---- Listed entries
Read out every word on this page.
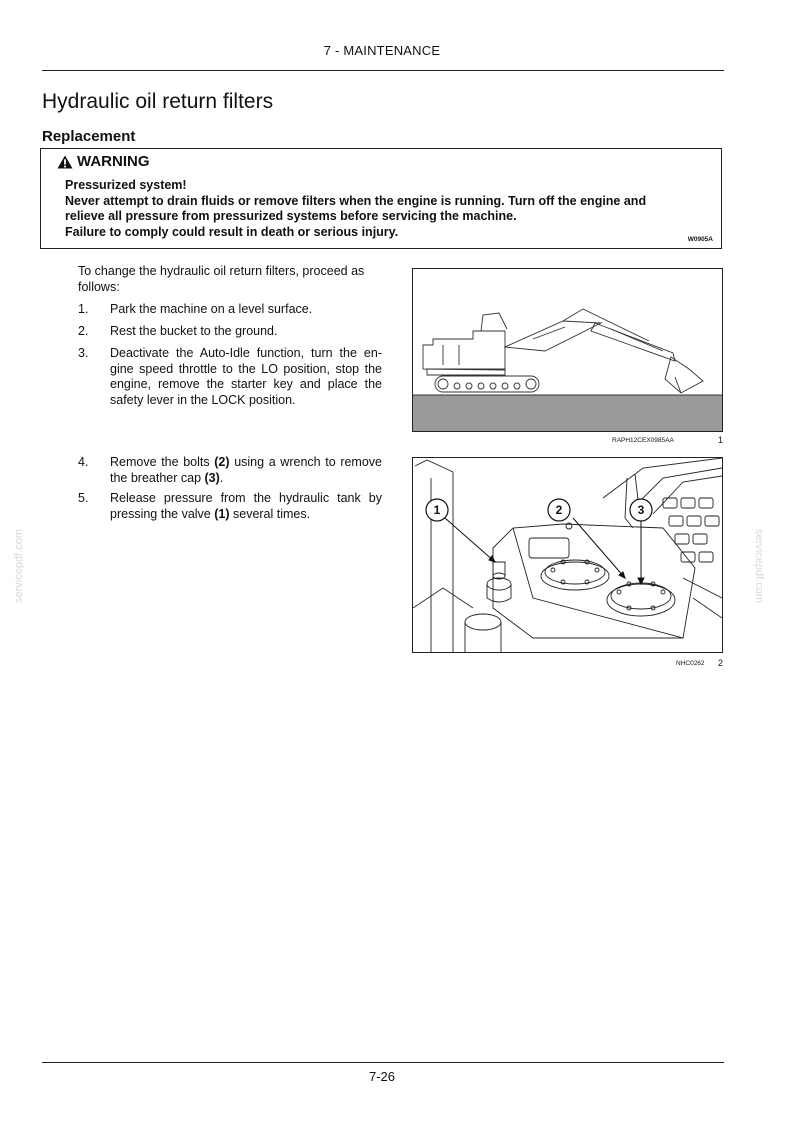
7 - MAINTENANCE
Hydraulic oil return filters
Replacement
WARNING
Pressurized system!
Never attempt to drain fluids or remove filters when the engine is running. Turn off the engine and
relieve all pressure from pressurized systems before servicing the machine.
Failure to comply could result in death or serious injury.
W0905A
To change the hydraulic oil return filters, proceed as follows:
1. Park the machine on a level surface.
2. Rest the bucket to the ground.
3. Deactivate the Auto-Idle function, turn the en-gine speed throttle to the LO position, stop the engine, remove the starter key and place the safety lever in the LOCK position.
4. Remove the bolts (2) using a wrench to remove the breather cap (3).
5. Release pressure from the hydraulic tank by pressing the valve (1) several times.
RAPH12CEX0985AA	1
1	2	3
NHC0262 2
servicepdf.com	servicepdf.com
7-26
--------
Your job is to transcribe the entries above exactly; skip the pictures.

Result for this task
Read out every word on this page.
7 - MAINTENANCE
Hydraulic oil return filters
Replacement
WARNING
Pressurized system!
Never attempt to drain fluids or remove filters when the engine is running. Turn off the engine and
relieve all pressure from pressurized systems before servicing the machine.
Failure to comply could result in death or serious injury.
W0905A
To change the hydraulic oil return filters, proceed as follows:
1. Park the machine on a level surface.
2. Rest the bucket to the ground.
3. Deactivate the Auto-Idle function, turn the en-gine speed throttle to the LO position, stop the engine, remove the starter key and place the safety lever in the LOCK position.
4. Remove the bolts (2) using a wrench to remove the breather cap (3).
5. Release pressure from the hydraulic tank by pressing the valve (1) several times.
RAPH12CEX0985AA	1
1	2	3
NHC0262 2
servicepdf.com	servicepdf.com
7-26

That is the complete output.